• [Required work]
From the listing below, work out how many lines contain "title". Reply with that number only.

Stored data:
□ □ □ □ □
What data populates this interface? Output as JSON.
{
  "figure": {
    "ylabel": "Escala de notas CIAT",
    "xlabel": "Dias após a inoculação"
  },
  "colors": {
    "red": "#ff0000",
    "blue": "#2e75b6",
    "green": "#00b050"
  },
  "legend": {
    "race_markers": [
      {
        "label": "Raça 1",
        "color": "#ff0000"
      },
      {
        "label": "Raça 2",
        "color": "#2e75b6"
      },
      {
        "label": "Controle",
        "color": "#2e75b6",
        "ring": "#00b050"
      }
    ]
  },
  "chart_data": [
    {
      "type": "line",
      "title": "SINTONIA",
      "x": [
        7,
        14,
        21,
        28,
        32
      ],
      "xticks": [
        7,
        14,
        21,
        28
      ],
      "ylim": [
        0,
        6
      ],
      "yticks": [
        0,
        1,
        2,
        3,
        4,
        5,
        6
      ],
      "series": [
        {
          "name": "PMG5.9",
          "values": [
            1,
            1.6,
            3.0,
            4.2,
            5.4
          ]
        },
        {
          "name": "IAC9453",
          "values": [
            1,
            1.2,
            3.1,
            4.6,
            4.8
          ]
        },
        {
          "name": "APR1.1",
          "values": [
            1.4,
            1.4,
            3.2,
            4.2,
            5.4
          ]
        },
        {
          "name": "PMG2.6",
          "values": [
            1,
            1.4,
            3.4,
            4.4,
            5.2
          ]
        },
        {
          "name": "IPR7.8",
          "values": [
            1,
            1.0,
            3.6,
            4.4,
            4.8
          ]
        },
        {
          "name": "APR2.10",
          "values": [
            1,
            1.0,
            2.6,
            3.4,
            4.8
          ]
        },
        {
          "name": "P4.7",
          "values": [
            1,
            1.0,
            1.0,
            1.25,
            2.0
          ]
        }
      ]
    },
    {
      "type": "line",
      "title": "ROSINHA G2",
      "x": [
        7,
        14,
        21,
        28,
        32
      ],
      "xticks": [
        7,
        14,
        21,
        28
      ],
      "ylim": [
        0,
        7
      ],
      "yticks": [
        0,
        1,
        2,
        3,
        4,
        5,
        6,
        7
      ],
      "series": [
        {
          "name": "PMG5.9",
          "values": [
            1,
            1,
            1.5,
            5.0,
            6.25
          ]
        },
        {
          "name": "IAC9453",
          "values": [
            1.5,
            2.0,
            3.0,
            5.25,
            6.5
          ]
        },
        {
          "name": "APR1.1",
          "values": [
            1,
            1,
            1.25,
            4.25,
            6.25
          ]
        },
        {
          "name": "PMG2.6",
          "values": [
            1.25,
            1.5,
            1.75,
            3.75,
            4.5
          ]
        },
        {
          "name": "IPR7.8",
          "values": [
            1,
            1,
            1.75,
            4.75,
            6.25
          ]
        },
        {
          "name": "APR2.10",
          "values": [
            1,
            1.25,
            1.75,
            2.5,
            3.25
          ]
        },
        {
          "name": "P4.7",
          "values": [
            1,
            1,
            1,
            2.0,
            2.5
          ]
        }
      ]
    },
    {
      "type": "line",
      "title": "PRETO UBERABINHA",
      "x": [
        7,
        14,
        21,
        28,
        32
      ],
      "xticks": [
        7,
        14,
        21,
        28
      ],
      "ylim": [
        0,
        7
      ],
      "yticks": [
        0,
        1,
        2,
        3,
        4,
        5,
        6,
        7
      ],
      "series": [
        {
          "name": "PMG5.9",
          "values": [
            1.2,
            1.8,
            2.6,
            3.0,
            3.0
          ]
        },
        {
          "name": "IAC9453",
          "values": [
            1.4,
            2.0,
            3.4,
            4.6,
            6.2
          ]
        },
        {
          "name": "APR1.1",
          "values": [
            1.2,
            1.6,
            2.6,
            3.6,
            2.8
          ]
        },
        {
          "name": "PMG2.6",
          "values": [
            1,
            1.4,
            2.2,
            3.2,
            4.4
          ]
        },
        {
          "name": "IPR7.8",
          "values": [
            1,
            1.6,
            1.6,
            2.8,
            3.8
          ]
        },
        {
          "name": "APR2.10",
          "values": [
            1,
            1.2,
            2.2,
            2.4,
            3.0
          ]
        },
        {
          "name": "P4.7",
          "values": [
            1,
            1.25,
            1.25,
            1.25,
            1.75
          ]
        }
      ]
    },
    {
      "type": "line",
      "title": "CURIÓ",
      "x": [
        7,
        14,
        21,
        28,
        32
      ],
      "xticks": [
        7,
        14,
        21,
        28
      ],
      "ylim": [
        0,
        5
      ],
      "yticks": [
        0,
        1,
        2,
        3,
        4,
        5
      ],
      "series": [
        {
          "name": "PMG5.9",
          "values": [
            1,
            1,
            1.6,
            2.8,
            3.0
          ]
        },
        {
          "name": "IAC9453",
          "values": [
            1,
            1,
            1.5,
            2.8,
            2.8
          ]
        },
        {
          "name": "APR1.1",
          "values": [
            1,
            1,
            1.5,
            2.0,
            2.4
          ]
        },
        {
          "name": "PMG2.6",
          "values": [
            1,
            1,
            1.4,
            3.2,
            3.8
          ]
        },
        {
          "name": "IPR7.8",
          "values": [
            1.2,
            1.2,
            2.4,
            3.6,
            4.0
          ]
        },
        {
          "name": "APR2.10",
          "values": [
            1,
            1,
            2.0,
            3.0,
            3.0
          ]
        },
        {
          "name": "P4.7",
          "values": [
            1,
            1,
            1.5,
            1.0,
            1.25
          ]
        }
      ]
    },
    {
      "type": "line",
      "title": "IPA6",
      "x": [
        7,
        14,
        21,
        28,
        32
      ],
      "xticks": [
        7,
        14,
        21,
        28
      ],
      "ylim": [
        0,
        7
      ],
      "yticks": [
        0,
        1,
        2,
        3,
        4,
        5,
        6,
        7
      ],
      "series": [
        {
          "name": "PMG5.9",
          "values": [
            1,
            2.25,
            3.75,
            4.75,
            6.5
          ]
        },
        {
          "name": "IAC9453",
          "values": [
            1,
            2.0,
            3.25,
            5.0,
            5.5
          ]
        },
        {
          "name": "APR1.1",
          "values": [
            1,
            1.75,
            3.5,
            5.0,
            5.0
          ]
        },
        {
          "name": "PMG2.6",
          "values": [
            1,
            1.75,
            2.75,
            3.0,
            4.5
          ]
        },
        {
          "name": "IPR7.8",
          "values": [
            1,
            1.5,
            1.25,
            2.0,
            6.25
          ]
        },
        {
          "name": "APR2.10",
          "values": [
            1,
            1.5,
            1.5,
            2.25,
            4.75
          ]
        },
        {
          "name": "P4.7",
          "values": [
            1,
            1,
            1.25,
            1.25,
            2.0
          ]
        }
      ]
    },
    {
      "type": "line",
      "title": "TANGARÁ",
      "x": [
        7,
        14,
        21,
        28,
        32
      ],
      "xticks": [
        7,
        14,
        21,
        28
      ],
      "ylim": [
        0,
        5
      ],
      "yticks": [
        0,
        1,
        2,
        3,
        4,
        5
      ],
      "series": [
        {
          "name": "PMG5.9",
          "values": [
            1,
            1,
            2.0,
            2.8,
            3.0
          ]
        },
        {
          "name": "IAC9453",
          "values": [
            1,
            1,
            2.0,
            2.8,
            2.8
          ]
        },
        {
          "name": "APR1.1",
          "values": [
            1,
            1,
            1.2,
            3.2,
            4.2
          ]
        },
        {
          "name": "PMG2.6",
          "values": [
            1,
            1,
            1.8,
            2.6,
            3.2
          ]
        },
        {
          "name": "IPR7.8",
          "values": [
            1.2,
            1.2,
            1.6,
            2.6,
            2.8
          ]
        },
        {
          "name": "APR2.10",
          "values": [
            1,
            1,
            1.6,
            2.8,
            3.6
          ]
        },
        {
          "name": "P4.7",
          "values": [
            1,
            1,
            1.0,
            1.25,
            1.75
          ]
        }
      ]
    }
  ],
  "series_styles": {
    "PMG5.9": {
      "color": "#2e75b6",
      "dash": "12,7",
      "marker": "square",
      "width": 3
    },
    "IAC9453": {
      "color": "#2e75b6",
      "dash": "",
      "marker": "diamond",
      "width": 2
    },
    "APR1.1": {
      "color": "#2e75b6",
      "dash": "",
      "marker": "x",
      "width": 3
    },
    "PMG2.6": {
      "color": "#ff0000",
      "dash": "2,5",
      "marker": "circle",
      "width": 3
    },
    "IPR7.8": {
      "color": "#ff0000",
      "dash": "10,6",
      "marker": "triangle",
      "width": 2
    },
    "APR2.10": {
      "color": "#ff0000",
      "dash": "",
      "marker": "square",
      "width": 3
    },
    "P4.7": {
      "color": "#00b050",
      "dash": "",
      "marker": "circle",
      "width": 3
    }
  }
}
□ □ □ □ □
• [Task output]
6